#### [Input data]
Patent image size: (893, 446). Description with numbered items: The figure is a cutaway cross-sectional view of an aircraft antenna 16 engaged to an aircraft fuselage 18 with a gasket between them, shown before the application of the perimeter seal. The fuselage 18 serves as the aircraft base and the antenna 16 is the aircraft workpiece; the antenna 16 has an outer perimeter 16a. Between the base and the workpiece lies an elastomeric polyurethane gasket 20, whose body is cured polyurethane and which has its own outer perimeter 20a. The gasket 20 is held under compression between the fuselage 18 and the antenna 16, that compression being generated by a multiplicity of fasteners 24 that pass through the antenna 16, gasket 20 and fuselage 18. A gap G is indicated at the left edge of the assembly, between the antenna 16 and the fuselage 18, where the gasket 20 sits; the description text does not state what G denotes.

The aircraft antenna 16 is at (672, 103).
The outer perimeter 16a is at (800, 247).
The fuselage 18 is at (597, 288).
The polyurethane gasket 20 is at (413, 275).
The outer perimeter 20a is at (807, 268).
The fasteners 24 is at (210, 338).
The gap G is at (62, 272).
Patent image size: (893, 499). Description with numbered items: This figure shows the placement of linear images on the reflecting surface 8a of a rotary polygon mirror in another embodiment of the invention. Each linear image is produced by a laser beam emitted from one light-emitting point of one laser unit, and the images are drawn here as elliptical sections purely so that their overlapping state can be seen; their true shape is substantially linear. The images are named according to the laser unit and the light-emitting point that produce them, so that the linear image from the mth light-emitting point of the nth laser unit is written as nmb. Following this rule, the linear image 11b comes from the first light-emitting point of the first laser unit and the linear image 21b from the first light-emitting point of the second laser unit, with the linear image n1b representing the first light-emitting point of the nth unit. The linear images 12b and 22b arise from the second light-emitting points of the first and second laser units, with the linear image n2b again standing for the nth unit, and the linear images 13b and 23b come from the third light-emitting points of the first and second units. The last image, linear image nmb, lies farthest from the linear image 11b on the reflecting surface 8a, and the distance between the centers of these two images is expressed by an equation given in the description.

#### [Set problem]
Rewrite the records as a Markdown table with the columns Row and Entry, starting at the first line of the records and running through the line containing "The aircraft antenna 16 is at (672, 103).". Number each line in Row, put its text in Entry, and skip blank lines.

#### [Solution to this exercise]
| Row | Entry |
|---|---|
| 1 | Patent image size: (893, 446). Description with numbered items: The figure is a cutaway cross-sectional view of an aircraft antenna 16 engaged to an aircraft fuselage 18 with a gasket between them, shown before the application of the perimeter seal. The fuselage 18 serves as the aircraft base and the antenna 16 is the aircraft workpiece; the antenna 16 has an outer perimeter 16a. Between the base and the workpiece lies an elastomeric polyurethane gasket 20, whose body is cured polyurethane and which has its own outer perimeter 20a. The gasket 20 is held under compression between the fuselage 18 and the antenna 16, that compression being generated by a multiplicity of fasteners 24 that pass through the antenna 16, gasket 20 and fuselage 18. A gap G is indicated at the left edge of the assembly, between the antenna 16 and the fuselage 18, where the gasket 20 sits; the description text does not state what G denotes. |
| 2 | The aircraft antenna 16 is at (672, 103). |